Text section below:

Mapping allele-specific DNA methylation: a new tool for maximizing information from GWAS

Abstract

In this issue of The Journal, an article by Schalkwyk et al.(1) shows the landscape of allele-specific DNA methylation (ASM) in the human genome. ASM has long been studied as a hallmark of imprinted genes, and a chromosome-wide version of this phenomenon occurs, in a random fashion, during X chromosome inactivation in female cells. But the type of ASM motivating the study by Schalkwyk et al. is different. They used a high-resolution, methylation-sensitive SNP array (MSNP) method for genome-wide profiling of ASM in total peripheral-blood leukocytes (PBL) and buccal cells from a series of monozygotic twin pairs. Their data bring a new level of detail to our knowledge of a newly recognized phenomenon-nonimprinted, sequence-dependent ASM. They document the widespread occurrence of this phenomenon among human genes and discuss its basic implications for gene regulation and genetic-epigenetic interactions. But this paper and recent work from other laboratories(2,3) raises the possibility of a more immediate and practical application for ASM mapping, namely to help extract maximum information from genome-wide association studies.

End of Text section.
Data excerpts below:

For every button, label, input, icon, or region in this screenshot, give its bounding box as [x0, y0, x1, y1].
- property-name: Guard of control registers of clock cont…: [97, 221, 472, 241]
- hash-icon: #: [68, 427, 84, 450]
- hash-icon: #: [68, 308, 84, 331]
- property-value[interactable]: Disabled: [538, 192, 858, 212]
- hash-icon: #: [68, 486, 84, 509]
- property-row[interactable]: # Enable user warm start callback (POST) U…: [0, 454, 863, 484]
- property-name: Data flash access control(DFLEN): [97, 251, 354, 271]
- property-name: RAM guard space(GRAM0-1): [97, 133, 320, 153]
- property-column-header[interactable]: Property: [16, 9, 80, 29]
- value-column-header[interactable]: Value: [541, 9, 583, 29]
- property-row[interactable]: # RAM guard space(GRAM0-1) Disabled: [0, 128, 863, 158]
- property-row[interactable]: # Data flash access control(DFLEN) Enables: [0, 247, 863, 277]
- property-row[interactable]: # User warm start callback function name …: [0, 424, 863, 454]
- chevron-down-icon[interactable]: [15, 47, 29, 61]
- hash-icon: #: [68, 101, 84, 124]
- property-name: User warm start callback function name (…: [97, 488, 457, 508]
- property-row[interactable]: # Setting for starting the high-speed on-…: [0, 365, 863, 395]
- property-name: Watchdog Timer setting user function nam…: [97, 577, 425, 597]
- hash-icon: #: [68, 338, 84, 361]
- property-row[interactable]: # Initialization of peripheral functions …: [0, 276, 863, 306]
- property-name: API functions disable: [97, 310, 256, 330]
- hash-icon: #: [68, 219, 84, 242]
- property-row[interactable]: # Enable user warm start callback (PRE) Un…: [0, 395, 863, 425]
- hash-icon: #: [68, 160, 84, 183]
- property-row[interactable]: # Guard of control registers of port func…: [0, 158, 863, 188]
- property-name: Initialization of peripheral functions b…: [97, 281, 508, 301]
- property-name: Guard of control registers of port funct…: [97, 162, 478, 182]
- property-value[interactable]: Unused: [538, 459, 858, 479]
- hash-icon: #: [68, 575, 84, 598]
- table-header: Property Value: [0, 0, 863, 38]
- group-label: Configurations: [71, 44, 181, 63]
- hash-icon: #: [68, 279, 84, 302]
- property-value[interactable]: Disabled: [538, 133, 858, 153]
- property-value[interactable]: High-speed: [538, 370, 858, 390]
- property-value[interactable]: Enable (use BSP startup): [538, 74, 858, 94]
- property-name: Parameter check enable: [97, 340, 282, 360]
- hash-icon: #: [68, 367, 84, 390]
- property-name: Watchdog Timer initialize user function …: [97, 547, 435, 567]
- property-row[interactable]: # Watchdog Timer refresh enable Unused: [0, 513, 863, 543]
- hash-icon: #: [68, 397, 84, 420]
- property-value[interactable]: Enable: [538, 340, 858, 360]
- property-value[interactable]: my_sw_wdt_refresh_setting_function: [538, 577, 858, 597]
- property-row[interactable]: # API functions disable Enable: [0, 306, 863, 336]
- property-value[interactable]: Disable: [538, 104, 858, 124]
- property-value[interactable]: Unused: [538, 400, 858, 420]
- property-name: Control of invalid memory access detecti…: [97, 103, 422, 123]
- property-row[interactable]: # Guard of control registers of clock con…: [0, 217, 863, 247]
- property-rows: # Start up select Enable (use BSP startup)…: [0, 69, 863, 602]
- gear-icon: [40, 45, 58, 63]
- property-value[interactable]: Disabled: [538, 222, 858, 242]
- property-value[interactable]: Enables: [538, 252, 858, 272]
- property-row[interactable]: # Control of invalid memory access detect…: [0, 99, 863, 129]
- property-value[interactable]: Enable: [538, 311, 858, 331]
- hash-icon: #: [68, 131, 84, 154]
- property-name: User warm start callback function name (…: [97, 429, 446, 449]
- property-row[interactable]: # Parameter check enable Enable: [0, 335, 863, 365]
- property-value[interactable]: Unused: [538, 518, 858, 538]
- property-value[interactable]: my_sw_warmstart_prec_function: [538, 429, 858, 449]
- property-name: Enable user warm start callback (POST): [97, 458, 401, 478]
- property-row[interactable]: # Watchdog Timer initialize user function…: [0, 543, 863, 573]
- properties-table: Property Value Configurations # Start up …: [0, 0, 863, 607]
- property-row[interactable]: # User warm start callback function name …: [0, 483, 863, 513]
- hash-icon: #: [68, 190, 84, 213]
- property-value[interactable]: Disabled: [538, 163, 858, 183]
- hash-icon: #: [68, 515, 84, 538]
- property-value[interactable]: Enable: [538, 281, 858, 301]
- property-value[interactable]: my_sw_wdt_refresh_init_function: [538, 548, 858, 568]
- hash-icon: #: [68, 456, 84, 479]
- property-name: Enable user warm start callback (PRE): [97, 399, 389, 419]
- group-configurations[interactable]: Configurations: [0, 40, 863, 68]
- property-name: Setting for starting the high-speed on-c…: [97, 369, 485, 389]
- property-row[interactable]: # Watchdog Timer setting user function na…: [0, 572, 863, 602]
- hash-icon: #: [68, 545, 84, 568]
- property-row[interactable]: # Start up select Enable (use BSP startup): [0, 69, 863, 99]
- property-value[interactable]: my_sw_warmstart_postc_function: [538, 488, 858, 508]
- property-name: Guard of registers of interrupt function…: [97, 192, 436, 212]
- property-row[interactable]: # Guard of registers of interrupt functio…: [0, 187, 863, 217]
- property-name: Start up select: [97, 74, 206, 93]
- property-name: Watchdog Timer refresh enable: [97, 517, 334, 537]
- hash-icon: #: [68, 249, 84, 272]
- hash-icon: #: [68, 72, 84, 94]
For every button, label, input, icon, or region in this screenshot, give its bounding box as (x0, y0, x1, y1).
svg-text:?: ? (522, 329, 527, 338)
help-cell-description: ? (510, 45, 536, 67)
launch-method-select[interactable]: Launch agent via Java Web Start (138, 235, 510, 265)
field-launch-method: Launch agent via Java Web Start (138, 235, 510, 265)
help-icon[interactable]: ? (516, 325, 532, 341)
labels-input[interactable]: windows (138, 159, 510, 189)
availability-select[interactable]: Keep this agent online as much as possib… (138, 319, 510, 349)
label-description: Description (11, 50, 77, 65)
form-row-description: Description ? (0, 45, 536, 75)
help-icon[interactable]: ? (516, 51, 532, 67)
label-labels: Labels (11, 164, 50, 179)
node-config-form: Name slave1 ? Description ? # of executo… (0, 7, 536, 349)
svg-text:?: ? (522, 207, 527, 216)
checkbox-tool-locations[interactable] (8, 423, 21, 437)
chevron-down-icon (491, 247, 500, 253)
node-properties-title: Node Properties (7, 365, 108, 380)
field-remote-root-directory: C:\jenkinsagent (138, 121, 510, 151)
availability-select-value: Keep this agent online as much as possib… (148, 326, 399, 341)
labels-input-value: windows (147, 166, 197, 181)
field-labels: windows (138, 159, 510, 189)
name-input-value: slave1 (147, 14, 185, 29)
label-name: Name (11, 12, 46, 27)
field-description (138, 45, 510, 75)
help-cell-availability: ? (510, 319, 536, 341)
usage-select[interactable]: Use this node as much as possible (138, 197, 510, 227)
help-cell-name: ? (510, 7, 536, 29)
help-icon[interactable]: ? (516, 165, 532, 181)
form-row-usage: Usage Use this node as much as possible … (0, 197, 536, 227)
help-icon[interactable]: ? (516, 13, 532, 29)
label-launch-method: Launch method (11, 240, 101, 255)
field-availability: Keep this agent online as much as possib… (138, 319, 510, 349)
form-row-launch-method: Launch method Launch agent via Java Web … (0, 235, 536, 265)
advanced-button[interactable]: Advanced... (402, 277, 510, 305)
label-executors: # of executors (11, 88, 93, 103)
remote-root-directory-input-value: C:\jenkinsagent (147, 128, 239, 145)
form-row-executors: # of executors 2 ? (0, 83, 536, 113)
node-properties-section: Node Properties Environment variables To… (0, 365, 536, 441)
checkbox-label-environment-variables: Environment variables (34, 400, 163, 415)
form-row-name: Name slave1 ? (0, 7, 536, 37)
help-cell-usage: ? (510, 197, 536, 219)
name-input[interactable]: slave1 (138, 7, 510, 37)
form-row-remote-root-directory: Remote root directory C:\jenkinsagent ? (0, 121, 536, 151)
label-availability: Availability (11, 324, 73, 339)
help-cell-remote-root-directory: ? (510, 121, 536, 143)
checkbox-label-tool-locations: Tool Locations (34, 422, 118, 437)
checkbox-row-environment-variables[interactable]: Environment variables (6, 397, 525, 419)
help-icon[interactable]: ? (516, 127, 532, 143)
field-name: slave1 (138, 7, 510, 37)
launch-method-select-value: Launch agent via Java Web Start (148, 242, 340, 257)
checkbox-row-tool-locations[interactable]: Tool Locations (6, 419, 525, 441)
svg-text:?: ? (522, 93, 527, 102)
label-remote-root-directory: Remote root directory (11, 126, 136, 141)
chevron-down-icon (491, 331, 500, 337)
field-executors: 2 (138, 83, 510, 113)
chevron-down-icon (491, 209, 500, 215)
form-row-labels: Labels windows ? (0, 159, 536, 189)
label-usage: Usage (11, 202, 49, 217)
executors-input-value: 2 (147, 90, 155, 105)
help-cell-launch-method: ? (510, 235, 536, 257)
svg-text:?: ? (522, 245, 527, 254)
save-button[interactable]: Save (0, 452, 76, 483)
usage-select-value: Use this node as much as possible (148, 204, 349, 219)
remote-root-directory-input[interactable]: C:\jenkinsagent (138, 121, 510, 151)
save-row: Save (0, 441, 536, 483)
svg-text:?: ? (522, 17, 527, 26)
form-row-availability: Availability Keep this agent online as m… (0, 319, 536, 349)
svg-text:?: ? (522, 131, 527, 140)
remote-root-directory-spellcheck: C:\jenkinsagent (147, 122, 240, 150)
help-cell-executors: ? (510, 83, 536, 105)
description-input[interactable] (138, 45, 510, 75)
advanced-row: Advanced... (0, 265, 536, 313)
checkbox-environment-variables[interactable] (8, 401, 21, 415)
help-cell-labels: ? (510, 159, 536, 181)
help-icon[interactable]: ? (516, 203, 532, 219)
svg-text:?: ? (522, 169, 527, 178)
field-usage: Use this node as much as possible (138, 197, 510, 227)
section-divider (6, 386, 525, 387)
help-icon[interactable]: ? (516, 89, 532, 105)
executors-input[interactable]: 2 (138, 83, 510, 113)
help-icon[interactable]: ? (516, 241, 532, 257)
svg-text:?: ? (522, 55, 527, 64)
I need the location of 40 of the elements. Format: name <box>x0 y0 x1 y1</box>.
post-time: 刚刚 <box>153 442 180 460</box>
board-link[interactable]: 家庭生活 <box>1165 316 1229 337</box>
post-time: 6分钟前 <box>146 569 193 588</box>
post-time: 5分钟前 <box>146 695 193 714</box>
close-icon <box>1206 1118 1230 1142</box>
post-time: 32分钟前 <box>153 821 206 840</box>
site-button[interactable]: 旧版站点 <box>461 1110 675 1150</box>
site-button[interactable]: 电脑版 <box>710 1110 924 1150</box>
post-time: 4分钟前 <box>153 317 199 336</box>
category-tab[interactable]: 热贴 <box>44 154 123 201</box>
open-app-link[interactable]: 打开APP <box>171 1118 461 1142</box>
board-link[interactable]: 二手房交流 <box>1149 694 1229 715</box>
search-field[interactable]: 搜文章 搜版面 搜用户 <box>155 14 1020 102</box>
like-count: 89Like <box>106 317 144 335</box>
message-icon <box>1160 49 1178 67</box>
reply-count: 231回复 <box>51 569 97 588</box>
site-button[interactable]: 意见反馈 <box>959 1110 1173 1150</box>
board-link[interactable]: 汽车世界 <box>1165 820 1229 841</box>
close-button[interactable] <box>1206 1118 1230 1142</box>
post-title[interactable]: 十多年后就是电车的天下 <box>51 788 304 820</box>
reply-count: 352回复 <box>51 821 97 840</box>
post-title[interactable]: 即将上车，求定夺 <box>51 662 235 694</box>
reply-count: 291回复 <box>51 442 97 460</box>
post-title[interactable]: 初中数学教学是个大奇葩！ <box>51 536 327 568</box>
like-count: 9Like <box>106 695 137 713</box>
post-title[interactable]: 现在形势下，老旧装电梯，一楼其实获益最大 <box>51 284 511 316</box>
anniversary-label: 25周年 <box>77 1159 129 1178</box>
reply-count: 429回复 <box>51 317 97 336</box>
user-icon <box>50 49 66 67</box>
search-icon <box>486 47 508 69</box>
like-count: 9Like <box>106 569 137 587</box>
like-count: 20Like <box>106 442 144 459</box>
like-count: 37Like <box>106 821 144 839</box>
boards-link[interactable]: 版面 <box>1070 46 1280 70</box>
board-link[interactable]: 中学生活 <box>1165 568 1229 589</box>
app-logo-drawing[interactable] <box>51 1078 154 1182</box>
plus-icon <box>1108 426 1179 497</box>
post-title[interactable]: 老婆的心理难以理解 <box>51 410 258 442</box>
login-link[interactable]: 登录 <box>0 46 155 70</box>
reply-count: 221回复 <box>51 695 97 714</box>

End of Data excerpts.

▶ Task directions:
In the abstract on allele-specific DNA methylation, what method did Schalkwyk et al. use for genome-wide profiling of ASM?

▶ Result of the exercise:
A high-resolution, methylation-sensitive SNP array (MSNP) method.